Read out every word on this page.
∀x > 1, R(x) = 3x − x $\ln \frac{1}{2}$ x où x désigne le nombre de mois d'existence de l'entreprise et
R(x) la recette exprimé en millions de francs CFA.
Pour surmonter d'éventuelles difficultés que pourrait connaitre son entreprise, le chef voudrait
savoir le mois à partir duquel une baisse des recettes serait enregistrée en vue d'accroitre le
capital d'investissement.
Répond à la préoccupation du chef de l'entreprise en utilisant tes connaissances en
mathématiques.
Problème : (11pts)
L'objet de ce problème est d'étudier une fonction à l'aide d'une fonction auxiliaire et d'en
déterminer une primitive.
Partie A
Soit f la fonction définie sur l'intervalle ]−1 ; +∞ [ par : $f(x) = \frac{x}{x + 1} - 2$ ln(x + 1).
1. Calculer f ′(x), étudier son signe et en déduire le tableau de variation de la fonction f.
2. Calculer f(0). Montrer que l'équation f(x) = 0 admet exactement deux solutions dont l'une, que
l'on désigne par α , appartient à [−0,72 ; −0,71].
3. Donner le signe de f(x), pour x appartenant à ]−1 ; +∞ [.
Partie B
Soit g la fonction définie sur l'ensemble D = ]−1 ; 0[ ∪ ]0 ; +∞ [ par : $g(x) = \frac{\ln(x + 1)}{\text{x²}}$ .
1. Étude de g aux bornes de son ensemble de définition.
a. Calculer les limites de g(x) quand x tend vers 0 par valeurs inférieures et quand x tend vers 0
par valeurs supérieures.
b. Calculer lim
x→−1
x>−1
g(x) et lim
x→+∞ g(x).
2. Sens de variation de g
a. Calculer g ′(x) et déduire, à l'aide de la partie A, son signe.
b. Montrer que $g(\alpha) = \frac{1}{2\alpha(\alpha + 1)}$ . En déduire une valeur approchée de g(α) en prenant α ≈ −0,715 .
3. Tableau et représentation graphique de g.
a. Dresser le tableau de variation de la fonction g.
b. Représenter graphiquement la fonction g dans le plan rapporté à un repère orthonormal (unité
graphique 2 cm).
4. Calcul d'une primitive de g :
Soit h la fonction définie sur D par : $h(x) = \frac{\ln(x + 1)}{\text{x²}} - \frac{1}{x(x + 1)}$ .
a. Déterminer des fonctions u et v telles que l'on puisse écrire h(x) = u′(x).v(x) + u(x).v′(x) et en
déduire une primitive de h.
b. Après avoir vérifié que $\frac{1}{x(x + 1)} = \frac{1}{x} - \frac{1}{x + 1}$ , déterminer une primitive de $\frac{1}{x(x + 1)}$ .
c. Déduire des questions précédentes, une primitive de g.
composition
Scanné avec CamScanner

++++++

• Work to complete
Write out all the entries exactly.

• Output of the exercise
Read out every word on this page.
∀x > 1, R(x) = 3x − x $\ln \frac{1}{2}$ x où x désigne le nombre de mois d'existence de l'entreprise et
R(x) la recette exprimé en millions de francs CFA.
Pour surmonter d'éventuelles difficultés que pourrait connaitre son entreprise, le chef voudrait
savoir le mois à partir duquel une baisse des recettes serait enregistrée en vue d'accroitre le
capital d'investissement.
Répond à la préoccupation du chef de l'entreprise en utilisant tes connaissances en
mathématiques.
Problème : (11pts)
L'objet de ce problème est d'étudier une fonction à l'aide d'une fonction auxiliaire et d'en
déterminer une primitive.
Partie A
Soit f la fonction définie sur l'intervalle ]−1 ; +∞ [ par : $f(x) = \frac{x}{x + 1} - 2$ ln(x + 1).
1. Calculer f ′(x), étudier son signe et en déduire le tableau de variation de la fonction f.
2. Calculer f(0). Montrer que l'équation f(x) = 0 admet exactement deux solutions dont l'une, que
l'on désigne par α , appartient à [−0,72 ; −0,71].
3. Donner le signe de f(x), pour x appartenant à ]−1 ; +∞ [.
Partie B
Soit g la fonction définie sur l'ensemble D = ]−1 ; 0[ ∪ ]0 ; +∞ [ par : $g(x) = \frac{\ln(x + 1)}{\text{x²}}$ .
1. Étude de g aux bornes de son ensemble de définition.
a. Calculer les limites de g(x) quand x tend vers 0 par valeurs inférieures et quand x tend vers 0
par valeurs supérieures.
b. Calculer lim
x→−1
x>−1
g(x) et lim
x→+∞ g(x).
2. Sens de variation de g
a. Calculer g ′(x) et déduire, à l'aide de la partie A, son signe.
b. Montrer que $g(\alpha) = \frac{1}{2\alpha(\alpha + 1)}$ . En déduire une valeur approchée de g(α) en prenant α ≈ −0,715 .
3. Tableau et représentation graphique de g.
a. Dresser le tableau de variation de la fonction g.
b. Représenter graphiquement la fonction g dans le plan rapporté à un repère orthonormal (unité
graphique 2 cm).
4. Calcul d'une primitive de g :
Soit h la fonction définie sur D par : $h(x) = \frac{\ln(x + 1)}{\text{x²}} - \frac{1}{x(x + 1)}$ .
a. Déterminer des fonctions u et v telles que l'on puisse écrire h(x) = u′(x).v(x) + u(x).v′(x) et en
déduire une primitive de h.
b. Après avoir vérifié que $\frac{1}{x(x + 1)} = \frac{1}{x} - \frac{1}{x + 1}$ , déterminer une primitive de $\frac{1}{x(x + 1)}$ .
c. Déduire des questions précédentes, une primitive de g.
composition
Scanné avec CamScanner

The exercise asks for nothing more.